» **Task statement**
Transcribe the whole listing without a single picture.

» **Dataset records**
▬▬▬

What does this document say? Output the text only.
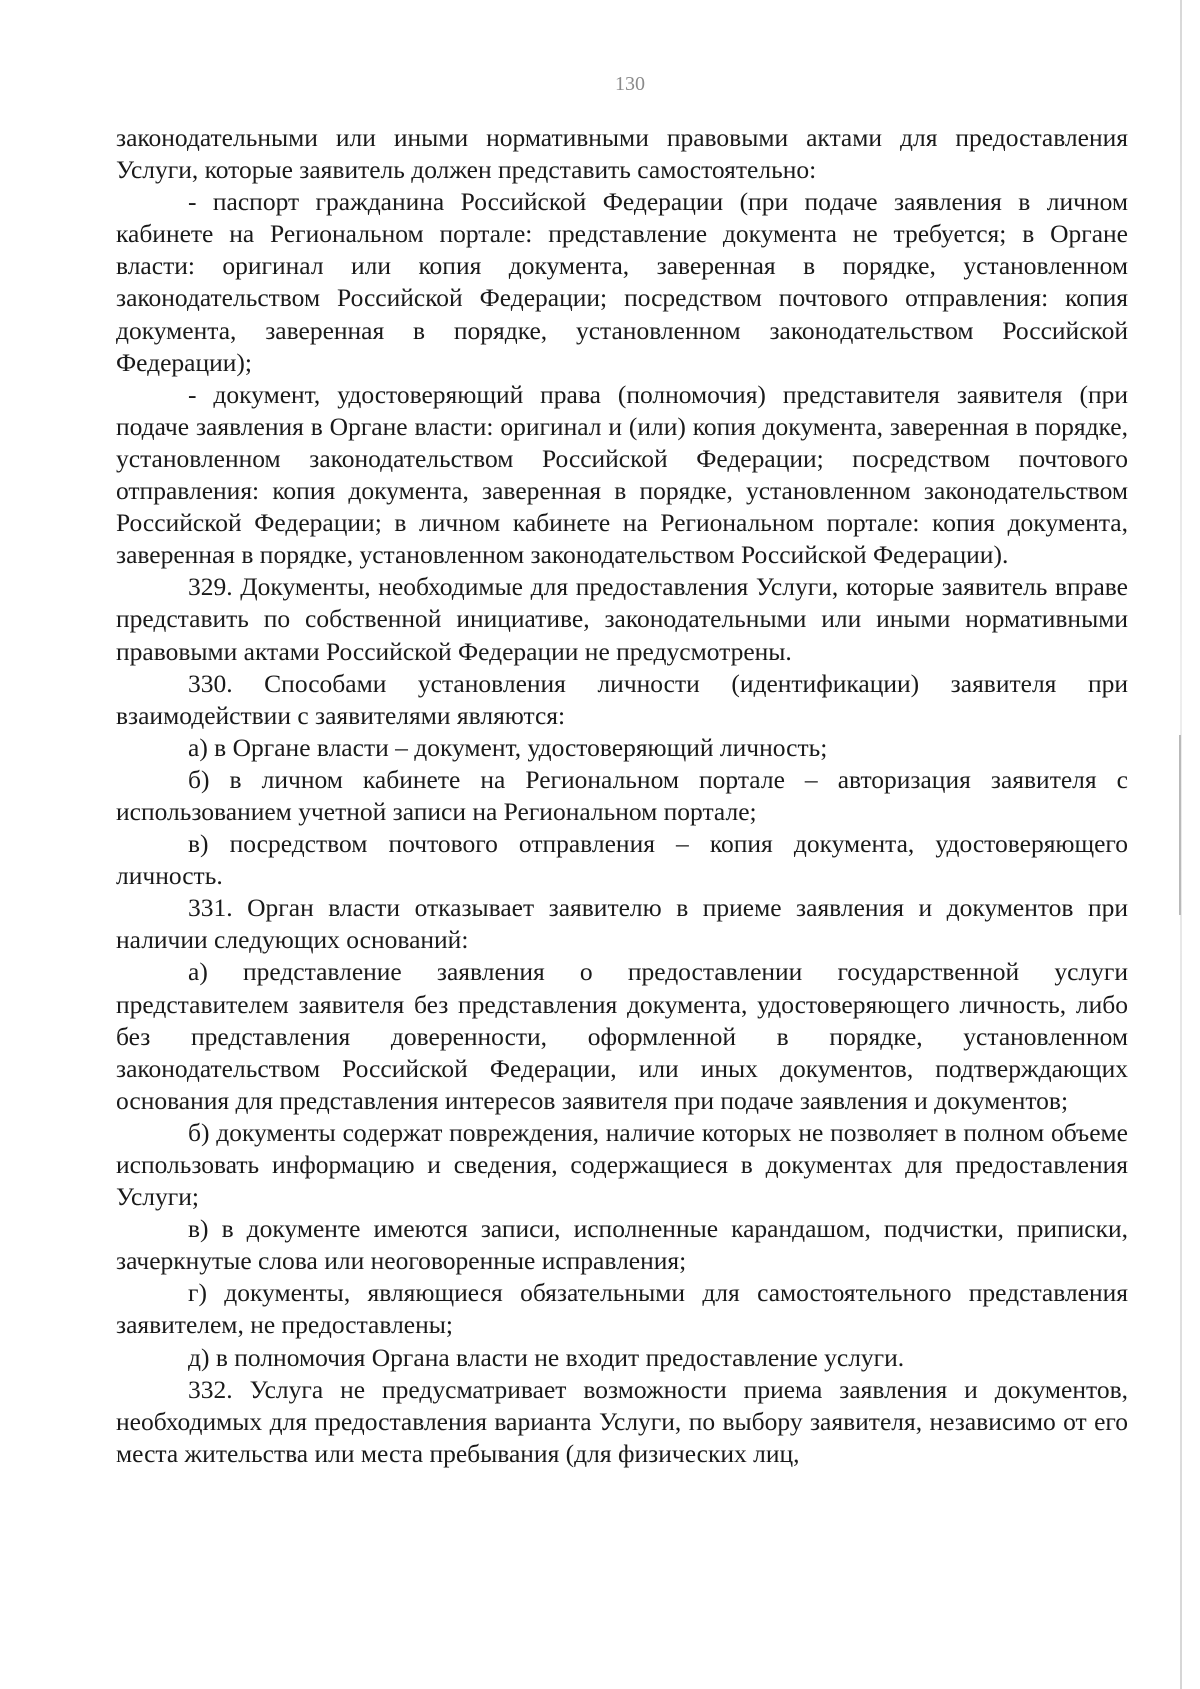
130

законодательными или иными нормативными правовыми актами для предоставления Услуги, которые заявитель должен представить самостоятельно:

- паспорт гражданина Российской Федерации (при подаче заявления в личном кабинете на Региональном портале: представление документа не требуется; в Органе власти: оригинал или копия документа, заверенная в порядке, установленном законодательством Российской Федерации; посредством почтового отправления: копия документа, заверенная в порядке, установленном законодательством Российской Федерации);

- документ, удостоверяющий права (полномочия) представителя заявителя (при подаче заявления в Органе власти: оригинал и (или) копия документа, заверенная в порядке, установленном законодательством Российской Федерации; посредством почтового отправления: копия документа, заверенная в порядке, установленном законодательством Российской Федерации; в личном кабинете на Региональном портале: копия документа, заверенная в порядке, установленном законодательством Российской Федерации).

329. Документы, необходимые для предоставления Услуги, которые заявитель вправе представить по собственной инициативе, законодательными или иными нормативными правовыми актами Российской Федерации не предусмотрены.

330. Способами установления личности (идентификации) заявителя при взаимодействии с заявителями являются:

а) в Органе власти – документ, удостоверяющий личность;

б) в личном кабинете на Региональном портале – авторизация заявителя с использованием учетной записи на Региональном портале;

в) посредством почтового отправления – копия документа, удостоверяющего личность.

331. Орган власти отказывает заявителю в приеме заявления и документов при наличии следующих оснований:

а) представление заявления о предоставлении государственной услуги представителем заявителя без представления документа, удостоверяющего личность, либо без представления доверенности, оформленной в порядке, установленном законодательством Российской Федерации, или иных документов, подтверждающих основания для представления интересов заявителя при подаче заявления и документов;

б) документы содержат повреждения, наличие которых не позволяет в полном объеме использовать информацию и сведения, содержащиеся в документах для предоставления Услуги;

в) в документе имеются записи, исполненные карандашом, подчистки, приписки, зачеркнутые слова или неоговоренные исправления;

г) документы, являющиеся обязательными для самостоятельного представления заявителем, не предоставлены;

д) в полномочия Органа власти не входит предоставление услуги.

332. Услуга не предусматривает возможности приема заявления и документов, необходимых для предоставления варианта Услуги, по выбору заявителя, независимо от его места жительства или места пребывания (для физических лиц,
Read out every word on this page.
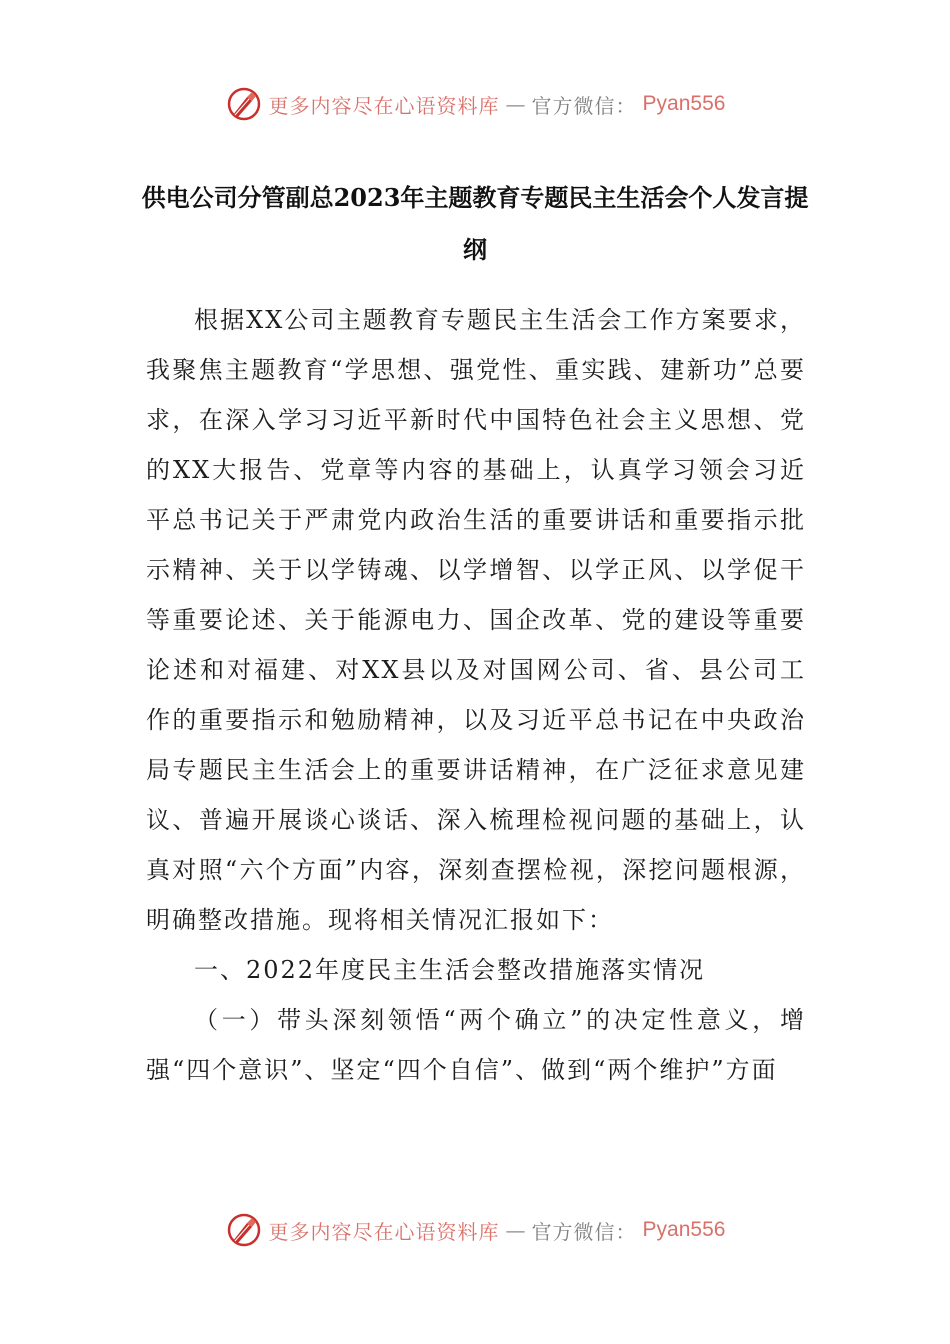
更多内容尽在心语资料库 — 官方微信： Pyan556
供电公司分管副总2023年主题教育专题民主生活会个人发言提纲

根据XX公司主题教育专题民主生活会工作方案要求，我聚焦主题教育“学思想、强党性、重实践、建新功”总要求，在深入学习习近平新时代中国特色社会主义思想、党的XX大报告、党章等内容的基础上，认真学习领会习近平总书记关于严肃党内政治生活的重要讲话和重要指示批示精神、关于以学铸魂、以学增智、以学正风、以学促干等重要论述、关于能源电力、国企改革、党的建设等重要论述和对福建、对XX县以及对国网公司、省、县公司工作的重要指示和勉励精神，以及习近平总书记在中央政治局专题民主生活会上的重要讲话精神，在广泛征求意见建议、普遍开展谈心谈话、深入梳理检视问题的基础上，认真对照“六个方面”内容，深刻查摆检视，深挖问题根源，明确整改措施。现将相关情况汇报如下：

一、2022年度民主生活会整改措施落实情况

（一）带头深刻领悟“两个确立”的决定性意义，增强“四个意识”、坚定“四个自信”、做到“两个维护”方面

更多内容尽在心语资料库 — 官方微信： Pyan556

▬▬▬

» **Answer to the exercise**
What does this document say? Output the text only.
130

законодательными или иными нормативными правовыми актами для предоставления Услуги, которые заявитель должен представить самостоятельно:

- паспорт гражданина Российской Федерации (при подаче заявления в личном кабинете на Региональном портале: представление документа не требуется; в Органе власти: оригинал или копия документа, заверенная в порядке, установленном законодательством Российской Федерации; посредством почтового отправления: копия документа, заверенная в порядке, установленном законодательством Российской Федерации);

- документ, удостоверяющий права (полномочия) представителя заявителя (при подаче заявления в Органе власти: оригинал и (или) копия документа, заверенная в порядке, установленном законодательством Российской Федерации; посредством почтового отправления: копия документа, заверенная в порядке, установленном законодательством Российской Федерации; в личном кабинете на Региональном портале: копия документа, заверенная в порядке, установленном законодательством Российской Федерации).

329. Документы, необходимые для предоставления Услуги, которые заявитель вправе представить по собственной инициативе, законодательными или иными нормативными правовыми актами Российской Федерации не предусмотрены.

330. Способами установления личности (идентификации) заявителя при взаимодействии с заявителями являются:

а) в Органе власти – документ, удостоверяющий личность;

б) в личном кабинете на Региональном портале – авторизация заявителя с использованием учетной записи на Региональном портале;

в) посредством почтового отправления – копия документа, удостоверяющего личность.

331. Орган власти отказывает заявителю в приеме заявления и документов при наличии следующих оснований:

а) представление заявления о предоставлении государственной услуги представителем заявителя без представления документа, удостоверяющего личность, либо без представления доверенности, оформленной в порядке, установленном законодательством Российской Федерации, или иных документов, подтверждающих основания для представления интересов заявителя при подаче заявления и документов;

б) документы содержат повреждения, наличие которых не позволяет в полном объеме использовать информацию и сведения, содержащиеся в документах для предоставления Услуги;

в) в документе имеются записи, исполненные карандашом, подчистки, приписки, зачеркнутые слова или неоговоренные исправления;

г) документы, являющиеся обязательными для самостоятельного представления заявителем, не предоставлены;

д) в полномочия Органа власти не входит предоставление услуги.

332. Услуга не предусматривает возможности приема заявления и документов, необходимых для предоставления варианта Услуги, по выбору заявителя, независимо от его места жительства или места пребывания (для физических лиц,
Read out every word on this page.
更多内容尽在心语资料库 — 官方微信： Pyan556
供电公司分管副总2023年主题教育专题民主生活会个人发言提纲

根据XX公司主题教育专题民主生活会工作方案要求，我聚焦主题教育“学思想、强党性、重实践、建新功”总要求，在深入学习习近平新时代中国特色社会主义思想、党的XX大报告、党章等内容的基础上，认真学习领会习近平总书记关于严肃党内政治生活的重要讲话和重要指示批示精神、关于以学铸魂、以学增智、以学正风、以学促干等重要论述、关于能源电力、国企改革、党的建设等重要论述和对福建、对XX县以及对国网公司、省、县公司工作的重要指示和勉励精神，以及习近平总书记在中央政治局专题民主生活会上的重要讲话精神，在广泛征求意见建议、普遍开展谈心谈话、深入梳理检视问题的基础上，认真对照“六个方面”内容，深刻查摆检视，深挖问题根源，明确整改措施。现将相关情况汇报如下：

一、2022年度民主生活会整改措施落实情况

（一）带头深刻领悟“两个确立”的决定性意义，增强“四个意识”、坚定“四个自信”、做到“两个维护”方面

更多内容尽在心语资料库 — 官方微信： Pyan556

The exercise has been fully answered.